Task to complete »
Wherever the string "形体协调性" shows up in a line, count that line. Give the total alone.

━━━ Data entries ━━━

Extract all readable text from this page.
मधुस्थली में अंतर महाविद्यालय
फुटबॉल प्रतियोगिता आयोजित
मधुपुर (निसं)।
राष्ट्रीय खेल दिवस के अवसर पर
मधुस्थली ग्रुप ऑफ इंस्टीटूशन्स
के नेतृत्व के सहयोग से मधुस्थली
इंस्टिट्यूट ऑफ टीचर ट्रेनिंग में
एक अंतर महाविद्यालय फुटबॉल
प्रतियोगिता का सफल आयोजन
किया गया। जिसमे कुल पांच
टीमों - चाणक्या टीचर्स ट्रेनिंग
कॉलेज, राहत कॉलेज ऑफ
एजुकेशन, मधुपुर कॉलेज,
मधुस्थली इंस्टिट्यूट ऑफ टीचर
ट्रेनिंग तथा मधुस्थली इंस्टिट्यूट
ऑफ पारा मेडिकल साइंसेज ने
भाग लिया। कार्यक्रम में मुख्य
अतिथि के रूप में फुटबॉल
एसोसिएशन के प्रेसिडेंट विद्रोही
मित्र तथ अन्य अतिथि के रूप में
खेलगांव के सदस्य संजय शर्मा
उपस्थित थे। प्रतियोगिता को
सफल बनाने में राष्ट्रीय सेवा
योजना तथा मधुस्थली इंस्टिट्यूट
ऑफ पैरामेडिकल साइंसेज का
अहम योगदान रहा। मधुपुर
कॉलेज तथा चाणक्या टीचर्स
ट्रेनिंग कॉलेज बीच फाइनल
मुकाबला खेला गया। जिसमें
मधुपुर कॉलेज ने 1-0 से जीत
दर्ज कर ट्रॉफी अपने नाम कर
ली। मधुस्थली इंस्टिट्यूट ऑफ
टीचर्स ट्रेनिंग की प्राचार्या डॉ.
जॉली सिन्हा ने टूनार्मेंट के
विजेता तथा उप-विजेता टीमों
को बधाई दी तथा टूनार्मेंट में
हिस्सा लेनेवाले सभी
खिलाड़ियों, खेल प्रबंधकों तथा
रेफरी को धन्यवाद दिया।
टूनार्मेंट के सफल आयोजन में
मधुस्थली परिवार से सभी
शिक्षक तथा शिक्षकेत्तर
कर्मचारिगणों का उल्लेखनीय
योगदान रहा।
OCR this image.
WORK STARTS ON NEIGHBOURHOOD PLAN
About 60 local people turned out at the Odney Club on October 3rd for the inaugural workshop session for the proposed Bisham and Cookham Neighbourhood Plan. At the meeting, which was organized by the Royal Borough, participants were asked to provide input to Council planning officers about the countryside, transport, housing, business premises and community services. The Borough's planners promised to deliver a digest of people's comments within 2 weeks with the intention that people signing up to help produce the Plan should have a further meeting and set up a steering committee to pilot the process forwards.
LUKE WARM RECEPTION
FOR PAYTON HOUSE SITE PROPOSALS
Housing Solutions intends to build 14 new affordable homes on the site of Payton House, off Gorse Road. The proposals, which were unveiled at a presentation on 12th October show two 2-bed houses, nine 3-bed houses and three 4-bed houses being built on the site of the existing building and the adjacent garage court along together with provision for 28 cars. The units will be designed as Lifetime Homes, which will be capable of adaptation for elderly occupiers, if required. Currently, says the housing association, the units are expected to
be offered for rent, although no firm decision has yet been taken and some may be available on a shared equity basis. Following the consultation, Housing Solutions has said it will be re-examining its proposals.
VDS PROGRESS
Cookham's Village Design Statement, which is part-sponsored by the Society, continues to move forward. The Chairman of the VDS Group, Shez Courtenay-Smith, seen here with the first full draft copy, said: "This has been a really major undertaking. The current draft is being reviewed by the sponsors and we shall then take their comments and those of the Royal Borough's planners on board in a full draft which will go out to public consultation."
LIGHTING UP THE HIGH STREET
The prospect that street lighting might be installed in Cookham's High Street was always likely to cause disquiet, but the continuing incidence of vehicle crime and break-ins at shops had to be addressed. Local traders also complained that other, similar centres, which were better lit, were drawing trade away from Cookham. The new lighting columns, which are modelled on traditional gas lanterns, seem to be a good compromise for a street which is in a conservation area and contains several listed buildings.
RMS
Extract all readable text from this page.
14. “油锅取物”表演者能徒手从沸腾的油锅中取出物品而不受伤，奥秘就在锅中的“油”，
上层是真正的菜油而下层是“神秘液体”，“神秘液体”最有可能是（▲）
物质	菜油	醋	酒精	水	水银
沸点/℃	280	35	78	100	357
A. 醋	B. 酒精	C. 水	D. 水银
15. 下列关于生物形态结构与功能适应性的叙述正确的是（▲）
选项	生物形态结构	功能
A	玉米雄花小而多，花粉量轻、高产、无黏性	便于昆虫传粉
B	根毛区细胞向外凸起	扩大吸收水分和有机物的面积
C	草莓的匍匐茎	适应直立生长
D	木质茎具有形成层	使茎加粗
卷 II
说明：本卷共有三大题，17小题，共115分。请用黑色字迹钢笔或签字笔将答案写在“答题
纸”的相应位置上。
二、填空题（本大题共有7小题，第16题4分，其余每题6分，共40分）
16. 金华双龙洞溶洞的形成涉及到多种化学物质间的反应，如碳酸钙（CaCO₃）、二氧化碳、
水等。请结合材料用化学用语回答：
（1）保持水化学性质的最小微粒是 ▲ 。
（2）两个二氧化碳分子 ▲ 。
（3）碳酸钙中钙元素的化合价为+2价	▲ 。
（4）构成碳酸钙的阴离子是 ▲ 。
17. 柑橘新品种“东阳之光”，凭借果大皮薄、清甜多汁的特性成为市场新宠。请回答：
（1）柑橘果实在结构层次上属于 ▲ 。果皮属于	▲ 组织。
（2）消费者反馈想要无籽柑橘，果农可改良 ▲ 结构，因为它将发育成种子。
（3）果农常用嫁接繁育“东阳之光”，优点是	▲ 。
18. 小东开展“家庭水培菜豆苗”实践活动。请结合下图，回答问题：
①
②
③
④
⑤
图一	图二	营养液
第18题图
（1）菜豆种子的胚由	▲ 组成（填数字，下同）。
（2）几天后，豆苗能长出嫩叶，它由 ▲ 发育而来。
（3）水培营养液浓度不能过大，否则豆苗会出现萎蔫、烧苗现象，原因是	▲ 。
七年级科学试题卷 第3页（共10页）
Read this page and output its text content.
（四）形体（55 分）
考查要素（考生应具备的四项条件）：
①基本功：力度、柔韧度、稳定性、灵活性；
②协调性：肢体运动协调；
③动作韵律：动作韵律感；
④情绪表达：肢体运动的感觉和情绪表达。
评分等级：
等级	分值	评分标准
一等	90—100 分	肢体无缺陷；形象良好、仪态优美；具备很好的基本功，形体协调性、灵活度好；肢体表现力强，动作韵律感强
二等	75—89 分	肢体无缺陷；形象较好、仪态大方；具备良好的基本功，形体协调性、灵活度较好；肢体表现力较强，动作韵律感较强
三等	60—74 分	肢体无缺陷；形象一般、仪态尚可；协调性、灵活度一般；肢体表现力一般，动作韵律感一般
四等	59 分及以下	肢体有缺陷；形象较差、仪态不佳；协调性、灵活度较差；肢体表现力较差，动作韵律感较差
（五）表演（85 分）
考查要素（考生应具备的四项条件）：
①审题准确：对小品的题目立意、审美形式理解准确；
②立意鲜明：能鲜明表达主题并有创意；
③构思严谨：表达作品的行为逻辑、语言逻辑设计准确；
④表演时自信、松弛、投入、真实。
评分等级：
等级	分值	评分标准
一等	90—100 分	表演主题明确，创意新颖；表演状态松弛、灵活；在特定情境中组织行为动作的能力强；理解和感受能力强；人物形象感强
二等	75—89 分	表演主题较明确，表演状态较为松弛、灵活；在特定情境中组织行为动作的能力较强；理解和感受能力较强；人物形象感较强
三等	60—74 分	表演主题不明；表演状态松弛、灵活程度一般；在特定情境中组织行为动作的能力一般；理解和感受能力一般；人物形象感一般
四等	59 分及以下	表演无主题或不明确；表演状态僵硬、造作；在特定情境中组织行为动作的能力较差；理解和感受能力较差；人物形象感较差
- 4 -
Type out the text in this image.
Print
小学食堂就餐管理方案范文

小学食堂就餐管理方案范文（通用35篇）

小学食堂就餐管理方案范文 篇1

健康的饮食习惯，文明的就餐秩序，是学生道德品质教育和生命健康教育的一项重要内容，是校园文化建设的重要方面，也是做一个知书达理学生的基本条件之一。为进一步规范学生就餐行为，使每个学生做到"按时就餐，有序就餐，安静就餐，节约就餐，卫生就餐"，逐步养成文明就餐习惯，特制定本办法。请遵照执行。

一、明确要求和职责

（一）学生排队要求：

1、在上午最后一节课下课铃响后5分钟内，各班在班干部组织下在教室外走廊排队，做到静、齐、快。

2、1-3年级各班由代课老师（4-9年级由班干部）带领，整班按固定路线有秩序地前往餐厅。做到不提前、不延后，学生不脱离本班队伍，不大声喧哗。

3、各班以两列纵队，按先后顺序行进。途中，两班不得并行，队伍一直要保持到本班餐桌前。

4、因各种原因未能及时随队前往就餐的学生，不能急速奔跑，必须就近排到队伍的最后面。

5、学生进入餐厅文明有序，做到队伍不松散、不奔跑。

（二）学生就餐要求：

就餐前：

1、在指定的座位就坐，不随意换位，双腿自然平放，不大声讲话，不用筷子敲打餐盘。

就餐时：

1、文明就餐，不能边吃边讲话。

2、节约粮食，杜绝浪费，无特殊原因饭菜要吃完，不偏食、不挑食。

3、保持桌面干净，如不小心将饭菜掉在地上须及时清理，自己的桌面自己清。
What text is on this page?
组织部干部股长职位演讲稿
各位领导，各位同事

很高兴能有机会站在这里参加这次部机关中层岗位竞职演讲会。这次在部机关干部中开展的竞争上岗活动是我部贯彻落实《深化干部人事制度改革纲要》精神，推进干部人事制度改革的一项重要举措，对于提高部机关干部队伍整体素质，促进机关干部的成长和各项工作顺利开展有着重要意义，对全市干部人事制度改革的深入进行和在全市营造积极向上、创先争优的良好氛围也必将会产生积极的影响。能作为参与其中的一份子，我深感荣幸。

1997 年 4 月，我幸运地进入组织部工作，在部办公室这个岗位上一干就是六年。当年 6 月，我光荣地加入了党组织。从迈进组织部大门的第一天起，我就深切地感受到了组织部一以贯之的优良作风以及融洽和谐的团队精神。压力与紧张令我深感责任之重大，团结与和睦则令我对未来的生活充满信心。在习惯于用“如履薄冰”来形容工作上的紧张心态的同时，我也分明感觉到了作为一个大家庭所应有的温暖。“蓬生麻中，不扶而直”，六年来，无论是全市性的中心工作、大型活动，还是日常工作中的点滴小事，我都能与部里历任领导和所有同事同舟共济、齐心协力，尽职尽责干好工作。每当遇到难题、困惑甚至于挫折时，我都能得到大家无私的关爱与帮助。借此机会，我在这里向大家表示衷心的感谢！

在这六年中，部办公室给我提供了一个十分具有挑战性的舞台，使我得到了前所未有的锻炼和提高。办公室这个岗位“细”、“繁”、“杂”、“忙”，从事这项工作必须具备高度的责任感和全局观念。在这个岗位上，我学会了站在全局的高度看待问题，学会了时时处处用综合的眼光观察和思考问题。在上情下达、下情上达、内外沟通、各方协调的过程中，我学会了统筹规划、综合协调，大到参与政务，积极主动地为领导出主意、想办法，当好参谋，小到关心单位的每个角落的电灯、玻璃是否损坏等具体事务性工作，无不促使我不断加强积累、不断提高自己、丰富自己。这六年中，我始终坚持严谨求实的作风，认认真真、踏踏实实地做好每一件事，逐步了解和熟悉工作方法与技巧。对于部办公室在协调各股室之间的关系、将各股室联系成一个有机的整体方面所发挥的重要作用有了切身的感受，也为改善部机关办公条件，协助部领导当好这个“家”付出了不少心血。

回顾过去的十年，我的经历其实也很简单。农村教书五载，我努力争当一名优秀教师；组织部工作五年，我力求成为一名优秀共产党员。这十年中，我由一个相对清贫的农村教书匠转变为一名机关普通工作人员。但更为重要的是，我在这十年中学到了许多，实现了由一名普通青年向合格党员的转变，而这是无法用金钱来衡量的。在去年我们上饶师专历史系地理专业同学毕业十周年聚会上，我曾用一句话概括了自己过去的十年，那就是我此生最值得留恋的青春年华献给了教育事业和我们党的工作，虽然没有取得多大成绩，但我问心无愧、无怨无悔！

━━━

Solution to this exercise »
2